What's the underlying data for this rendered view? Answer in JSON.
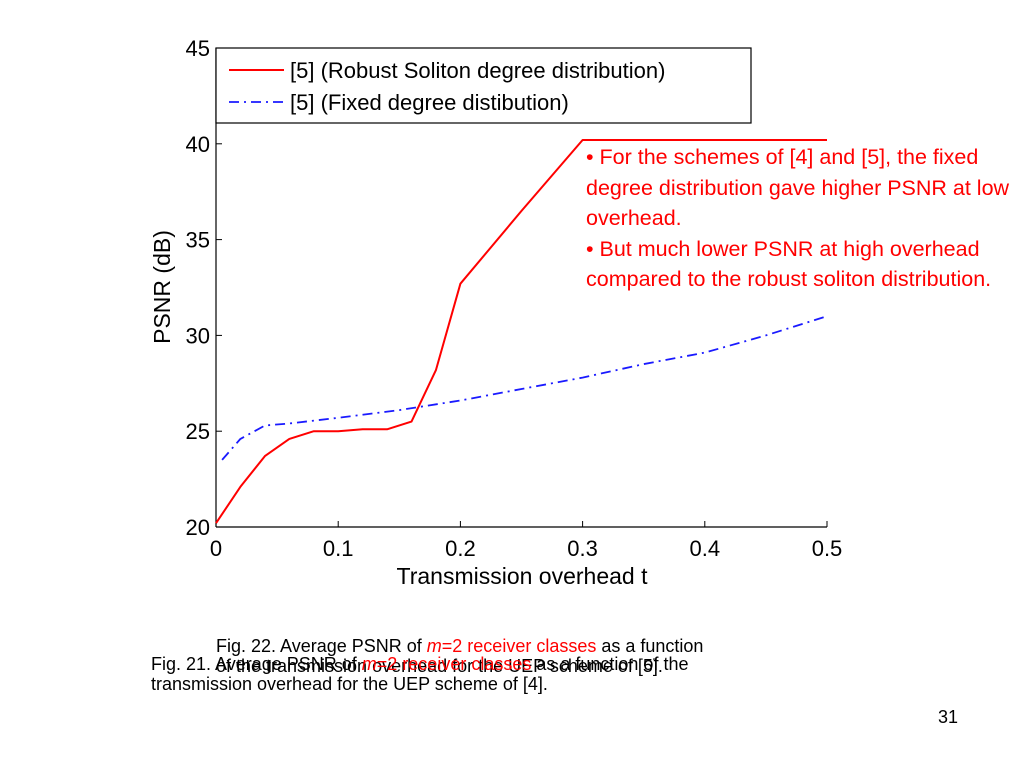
{
  "chart_data": {
    "type": "line",
    "xlabel": "Transmission overhead t",
    "ylabel": "PSNR (dB)",
    "xlim": [
      0,
      0.5
    ],
    "ylim": [
      20,
      45
    ],
    "x_ticks": [
      0,
      0.1,
      0.2,
      0.3,
      0.4,
      0.5
    ],
    "x_tick_labels": [
      "0",
      "0.1",
      "0.2",
      "0.3",
      "0.4",
      "0.5"
    ],
    "y_ticks": [
      20,
      25,
      30,
      35,
      40,
      45
    ],
    "y_tick_labels": [
      "20",
      "25",
      "30",
      "35",
      "40",
      "45"
    ],
    "grid": false,
    "legend_position": "top",
    "series": [
      {
        "name": "[5] (Robust Soliton degree distribution)",
        "color": "#ff0000",
        "style": "solid",
        "x": [
          0,
          0.02,
          0.04,
          0.06,
          0.08,
          0.1,
          0.12,
          0.14,
          0.16,
          0.18,
          0.2,
          0.25,
          0.3,
          0.35,
          0.4,
          0.45,
          0.5
        ],
        "y": [
          20.2,
          22.1,
          23.7,
          24.6,
          25.0,
          25.0,
          25.1,
          25.1,
          25.5,
          28.2,
          32.7,
          36.5,
          40.2,
          40.2,
          40.2,
          40.2,
          40.2
        ]
      },
      {
        "name": "[5] (Fixed degree distibution)",
        "color": "#1a1aff",
        "style": "dashdot",
        "x": [
          0.005,
          0.02,
          0.04,
          0.06,
          0.1,
          0.15,
          0.2,
          0.25,
          0.3,
          0.35,
          0.4,
          0.45,
          0.5
        ],
        "y": [
          23.5,
          24.6,
          25.3,
          25.4,
          25.7,
          26.1,
          26.6,
          27.2,
          27.8,
          28.5,
          29.1,
          30.0,
          31.0
        ]
      }
    ]
  },
  "annotation": {
    "line1": "• For the schemes of [4] and [5], the fixed degree distribution gave higher PSNR at low overhead.",
    "line2": "• But much lower PSNR at high overhead compared to the robust soliton distribution."
  },
  "captions": {
    "fig22": {
      "prefix": "Fig. 22. Average PSNR of ",
      "m": "m",
      "highlight": "=2 receiver classes",
      "suffix": " as a function",
      "line2": "of the transmission overhead for the UEP scheme of [5]."
    },
    "fig21": {
      "prefix": "Fig. 21. Average PSNR of ",
      "m": "m",
      "highlight": "=2 receiver classes",
      "suffix": " as a function of the",
      "line2": "transmission overhead for the UEP scheme of [4]."
    }
  },
  "slide_number": "31"
}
· · · · · · ·
## Aim of the task
Gather from the records above every line containing the string "name".

## Result for this exercise
        "name": "[5] (Robust Soliton degree distribution)",
        "name": "[5] (Fixed degree distibution)",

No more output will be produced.